TASK DETAILS:
Render the part that opens with the line containing "exit-door-icon[interactable] (833, 550, 905, 622)" and closes with the line containing "ups-mode: UPS Mode: Normal", both included, as a numbered list. Leave out any blank lines.

··· GIVEN ENTRIES

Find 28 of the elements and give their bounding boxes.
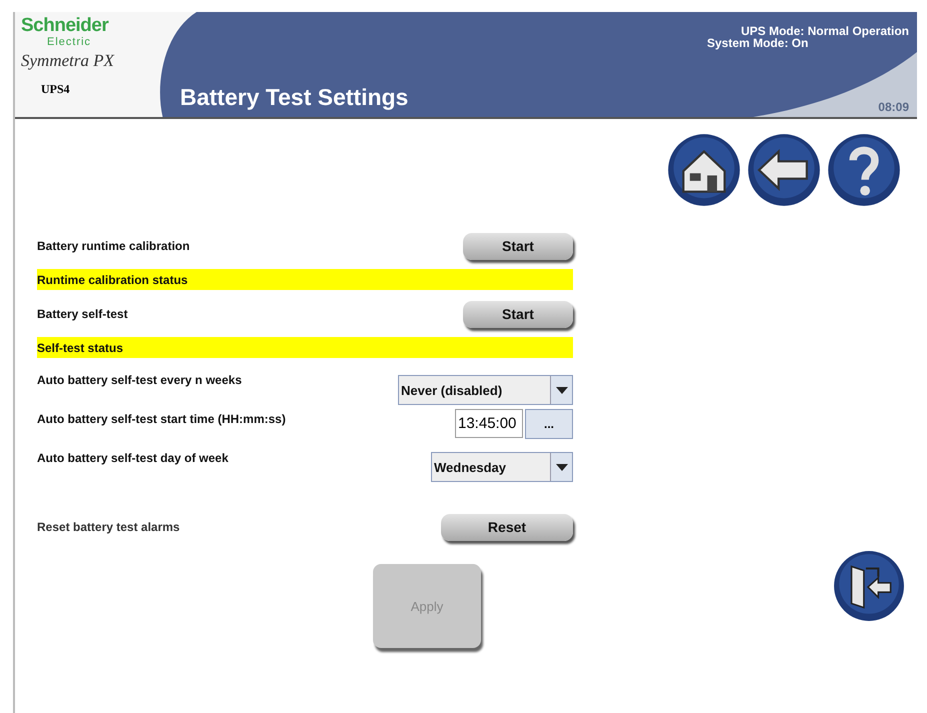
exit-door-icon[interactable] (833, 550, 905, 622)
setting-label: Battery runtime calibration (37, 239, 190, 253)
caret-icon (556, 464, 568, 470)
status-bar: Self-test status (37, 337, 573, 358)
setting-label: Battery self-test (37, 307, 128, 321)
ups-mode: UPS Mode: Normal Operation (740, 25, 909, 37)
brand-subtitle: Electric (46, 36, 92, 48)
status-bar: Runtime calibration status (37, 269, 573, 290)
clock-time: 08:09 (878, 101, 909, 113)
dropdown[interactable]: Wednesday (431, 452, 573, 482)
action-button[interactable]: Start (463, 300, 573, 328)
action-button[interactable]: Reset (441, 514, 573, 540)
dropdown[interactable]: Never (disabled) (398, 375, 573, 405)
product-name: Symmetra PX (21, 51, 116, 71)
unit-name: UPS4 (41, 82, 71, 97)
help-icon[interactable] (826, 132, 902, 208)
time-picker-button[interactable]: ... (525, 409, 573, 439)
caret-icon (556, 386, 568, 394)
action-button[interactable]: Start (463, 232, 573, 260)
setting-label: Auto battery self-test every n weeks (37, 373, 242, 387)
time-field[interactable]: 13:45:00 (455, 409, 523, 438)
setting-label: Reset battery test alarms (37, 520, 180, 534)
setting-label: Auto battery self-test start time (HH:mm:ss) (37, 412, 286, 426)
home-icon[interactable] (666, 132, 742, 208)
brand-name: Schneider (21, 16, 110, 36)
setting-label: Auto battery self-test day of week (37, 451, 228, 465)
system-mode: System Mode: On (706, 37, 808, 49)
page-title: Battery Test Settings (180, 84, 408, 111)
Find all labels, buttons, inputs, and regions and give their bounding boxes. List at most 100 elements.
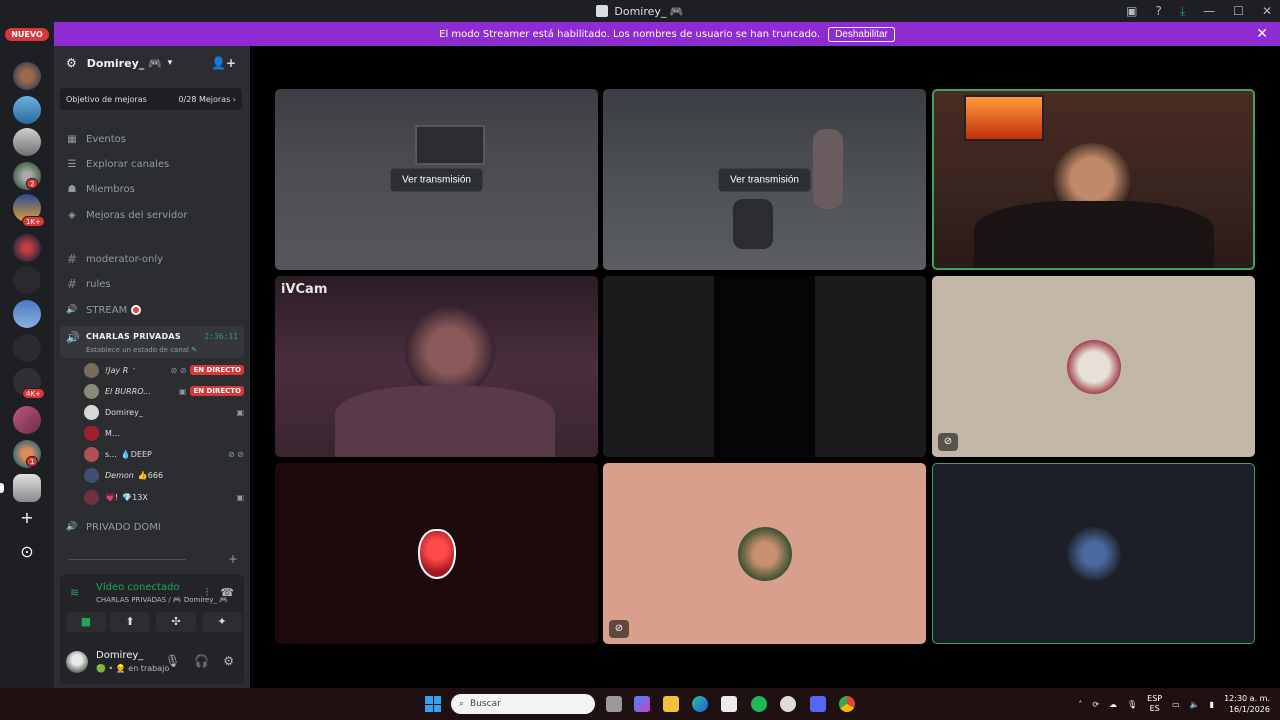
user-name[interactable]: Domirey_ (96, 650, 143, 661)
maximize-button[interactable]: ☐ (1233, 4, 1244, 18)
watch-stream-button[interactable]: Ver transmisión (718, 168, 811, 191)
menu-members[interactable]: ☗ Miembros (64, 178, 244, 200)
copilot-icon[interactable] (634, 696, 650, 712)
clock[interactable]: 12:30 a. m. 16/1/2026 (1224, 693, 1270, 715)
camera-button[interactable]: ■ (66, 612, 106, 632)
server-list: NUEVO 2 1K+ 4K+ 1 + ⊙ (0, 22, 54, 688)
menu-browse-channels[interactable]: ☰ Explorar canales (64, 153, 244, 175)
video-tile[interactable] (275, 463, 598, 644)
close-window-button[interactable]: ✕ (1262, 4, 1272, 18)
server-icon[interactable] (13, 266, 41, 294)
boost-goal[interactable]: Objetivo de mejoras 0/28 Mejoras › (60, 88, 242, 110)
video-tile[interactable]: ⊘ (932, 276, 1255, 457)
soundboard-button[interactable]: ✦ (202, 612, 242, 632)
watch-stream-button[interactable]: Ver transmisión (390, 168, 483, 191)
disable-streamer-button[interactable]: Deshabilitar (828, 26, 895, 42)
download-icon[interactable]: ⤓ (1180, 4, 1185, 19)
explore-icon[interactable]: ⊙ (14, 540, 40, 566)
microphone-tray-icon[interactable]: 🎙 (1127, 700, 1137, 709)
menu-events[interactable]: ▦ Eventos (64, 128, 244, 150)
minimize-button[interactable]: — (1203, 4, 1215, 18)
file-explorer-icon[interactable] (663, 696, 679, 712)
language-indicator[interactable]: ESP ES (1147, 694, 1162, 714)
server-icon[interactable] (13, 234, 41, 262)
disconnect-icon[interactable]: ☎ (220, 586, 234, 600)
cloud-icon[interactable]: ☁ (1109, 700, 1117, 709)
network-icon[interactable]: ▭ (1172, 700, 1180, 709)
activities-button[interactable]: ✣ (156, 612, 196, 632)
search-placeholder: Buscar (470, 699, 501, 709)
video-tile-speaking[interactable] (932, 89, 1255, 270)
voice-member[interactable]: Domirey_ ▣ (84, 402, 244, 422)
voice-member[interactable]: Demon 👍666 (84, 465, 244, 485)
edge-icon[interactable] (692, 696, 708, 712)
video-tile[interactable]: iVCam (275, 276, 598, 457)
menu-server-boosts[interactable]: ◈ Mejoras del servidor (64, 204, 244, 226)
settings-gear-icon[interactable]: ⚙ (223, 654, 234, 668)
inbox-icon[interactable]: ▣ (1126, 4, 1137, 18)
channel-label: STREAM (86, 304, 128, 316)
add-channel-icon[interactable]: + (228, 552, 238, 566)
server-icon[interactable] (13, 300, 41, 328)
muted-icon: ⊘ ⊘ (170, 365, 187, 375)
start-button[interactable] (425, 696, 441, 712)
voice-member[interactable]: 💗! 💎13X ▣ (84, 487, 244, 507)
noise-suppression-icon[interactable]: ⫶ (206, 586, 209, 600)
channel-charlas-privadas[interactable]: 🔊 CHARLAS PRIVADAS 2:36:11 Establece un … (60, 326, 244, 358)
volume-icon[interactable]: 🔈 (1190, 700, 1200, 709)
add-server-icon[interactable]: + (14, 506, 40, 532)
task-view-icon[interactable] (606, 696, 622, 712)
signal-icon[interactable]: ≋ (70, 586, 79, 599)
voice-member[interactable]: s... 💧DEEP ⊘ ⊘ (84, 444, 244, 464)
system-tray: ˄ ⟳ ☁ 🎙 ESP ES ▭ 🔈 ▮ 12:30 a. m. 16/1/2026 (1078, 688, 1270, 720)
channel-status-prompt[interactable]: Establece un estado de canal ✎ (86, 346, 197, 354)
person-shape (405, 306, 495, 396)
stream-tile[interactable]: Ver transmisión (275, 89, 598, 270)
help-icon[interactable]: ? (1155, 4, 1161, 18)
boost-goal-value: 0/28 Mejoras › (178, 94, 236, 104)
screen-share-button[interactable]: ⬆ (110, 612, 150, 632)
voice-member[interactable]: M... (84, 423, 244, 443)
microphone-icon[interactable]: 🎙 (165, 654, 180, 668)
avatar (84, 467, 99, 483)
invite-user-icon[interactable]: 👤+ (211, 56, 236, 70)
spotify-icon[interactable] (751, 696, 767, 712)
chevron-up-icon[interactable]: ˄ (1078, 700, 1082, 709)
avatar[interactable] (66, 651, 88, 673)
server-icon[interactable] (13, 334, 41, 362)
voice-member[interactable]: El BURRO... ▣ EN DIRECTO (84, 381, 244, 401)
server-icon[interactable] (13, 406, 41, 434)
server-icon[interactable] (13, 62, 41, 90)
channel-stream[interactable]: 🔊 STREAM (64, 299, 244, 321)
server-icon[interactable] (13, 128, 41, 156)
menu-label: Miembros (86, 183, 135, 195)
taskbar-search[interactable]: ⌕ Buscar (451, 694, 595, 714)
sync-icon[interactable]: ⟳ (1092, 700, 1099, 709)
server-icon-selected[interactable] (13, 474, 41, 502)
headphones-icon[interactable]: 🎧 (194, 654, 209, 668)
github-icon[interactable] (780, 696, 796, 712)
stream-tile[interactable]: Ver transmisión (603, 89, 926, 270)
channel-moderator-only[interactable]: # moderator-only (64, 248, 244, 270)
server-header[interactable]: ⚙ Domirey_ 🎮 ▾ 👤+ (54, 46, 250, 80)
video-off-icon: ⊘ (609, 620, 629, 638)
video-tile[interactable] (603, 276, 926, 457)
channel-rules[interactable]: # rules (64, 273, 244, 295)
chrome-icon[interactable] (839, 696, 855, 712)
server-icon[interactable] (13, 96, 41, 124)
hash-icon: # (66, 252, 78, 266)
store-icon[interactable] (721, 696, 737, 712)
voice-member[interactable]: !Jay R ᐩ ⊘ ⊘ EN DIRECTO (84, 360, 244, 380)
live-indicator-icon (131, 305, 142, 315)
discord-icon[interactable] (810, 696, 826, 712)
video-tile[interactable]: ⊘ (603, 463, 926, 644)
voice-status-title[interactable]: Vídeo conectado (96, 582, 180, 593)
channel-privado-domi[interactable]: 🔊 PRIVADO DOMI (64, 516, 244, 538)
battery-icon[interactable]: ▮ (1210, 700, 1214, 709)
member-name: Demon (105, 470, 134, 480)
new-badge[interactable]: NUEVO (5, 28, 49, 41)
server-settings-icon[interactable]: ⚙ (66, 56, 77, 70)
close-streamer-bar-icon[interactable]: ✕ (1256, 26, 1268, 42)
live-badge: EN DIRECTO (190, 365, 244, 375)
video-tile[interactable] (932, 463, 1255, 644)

······

ANSWER TO THIS EXERCISE:
1. exit-door-icon[interactable] (833, 550, 905, 622)
2. setting-label: Battery runtime calibration (37, 239, 190, 253)
3. caret-icon (556, 464, 568, 470)
4. status-bar: Self-test status (37, 337, 573, 358)
5. setting-label: Battery self-test (37, 307, 128, 321)
6. ups-mode: UPS Mode: Normal Operation (740, 25, 909, 37)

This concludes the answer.